**Exercise task:**
In the listing that follows, count each line where the word "Azərbaycan" appears; write nothing but the count.

(Figure record extracts)
━━━━━━━━

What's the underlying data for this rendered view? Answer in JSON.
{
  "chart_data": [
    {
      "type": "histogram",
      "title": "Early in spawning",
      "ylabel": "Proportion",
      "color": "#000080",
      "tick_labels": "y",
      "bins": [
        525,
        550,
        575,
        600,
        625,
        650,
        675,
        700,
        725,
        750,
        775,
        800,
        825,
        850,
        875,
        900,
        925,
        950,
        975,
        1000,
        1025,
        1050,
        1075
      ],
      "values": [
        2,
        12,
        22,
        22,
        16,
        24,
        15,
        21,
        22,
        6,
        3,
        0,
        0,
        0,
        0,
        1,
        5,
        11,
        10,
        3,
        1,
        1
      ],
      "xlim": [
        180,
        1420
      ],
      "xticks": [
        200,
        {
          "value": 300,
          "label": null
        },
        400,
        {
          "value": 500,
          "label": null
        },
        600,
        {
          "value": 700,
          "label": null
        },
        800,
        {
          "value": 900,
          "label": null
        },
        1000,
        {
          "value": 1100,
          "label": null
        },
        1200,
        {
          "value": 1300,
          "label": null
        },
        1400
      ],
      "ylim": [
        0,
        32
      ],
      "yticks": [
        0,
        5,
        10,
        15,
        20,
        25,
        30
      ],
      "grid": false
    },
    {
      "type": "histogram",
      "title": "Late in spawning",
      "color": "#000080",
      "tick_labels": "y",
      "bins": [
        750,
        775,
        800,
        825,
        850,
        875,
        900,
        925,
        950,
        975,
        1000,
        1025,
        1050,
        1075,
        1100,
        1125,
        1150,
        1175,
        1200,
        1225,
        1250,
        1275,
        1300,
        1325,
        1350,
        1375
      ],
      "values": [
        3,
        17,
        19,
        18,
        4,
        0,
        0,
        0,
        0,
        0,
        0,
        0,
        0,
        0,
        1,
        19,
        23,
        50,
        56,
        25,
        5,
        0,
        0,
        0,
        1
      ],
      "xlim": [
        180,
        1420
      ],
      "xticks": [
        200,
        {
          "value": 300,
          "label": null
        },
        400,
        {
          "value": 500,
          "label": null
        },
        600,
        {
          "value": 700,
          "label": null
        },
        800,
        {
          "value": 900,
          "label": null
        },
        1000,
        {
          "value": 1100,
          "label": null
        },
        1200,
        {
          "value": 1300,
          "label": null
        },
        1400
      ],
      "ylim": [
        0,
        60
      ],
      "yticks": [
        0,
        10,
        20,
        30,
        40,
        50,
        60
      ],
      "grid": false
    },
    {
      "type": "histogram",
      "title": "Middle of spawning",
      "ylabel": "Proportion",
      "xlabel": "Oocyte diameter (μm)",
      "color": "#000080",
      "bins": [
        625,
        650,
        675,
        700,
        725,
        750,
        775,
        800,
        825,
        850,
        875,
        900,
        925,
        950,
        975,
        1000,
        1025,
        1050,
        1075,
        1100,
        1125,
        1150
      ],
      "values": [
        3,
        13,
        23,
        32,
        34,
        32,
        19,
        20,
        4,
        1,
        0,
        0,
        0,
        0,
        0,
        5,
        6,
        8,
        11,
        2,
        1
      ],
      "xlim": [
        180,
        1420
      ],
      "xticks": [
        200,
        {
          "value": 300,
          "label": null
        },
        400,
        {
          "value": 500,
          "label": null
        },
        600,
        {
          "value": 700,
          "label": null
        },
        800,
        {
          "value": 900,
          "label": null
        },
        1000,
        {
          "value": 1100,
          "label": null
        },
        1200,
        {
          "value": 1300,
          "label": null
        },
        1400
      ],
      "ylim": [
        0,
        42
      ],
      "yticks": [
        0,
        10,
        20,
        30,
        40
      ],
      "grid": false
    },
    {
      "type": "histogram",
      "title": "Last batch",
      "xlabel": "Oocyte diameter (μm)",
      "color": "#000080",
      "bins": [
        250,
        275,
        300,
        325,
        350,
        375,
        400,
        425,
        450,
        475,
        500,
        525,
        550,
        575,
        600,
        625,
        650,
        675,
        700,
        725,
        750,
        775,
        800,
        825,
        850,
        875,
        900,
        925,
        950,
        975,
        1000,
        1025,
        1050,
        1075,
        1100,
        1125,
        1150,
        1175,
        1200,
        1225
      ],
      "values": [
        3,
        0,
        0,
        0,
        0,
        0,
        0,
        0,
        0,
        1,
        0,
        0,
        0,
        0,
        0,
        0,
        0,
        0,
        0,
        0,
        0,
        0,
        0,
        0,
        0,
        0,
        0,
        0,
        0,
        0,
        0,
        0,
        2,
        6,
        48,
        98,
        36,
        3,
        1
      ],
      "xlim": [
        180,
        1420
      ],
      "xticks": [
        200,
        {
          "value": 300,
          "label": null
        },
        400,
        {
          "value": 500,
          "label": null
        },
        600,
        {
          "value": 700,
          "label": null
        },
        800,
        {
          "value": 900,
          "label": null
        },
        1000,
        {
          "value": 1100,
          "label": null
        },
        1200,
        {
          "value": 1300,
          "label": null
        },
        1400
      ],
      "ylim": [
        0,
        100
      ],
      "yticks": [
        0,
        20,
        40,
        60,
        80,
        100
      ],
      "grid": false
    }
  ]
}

━━━━━━━━

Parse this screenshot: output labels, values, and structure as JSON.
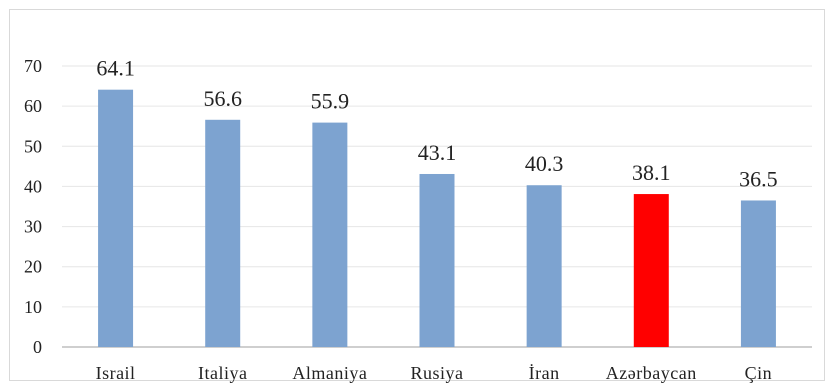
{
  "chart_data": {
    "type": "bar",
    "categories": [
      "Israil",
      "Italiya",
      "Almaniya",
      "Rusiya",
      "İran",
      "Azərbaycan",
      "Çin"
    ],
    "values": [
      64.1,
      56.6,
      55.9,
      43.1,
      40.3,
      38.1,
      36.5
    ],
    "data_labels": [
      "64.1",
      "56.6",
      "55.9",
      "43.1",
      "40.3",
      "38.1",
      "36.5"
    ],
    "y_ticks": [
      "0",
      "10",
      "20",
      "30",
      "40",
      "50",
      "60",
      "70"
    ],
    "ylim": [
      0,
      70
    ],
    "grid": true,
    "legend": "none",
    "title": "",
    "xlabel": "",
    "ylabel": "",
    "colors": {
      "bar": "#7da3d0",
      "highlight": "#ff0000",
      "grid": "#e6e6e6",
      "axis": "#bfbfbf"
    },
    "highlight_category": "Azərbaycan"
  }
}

━━━━━━━━

**Written response:**
2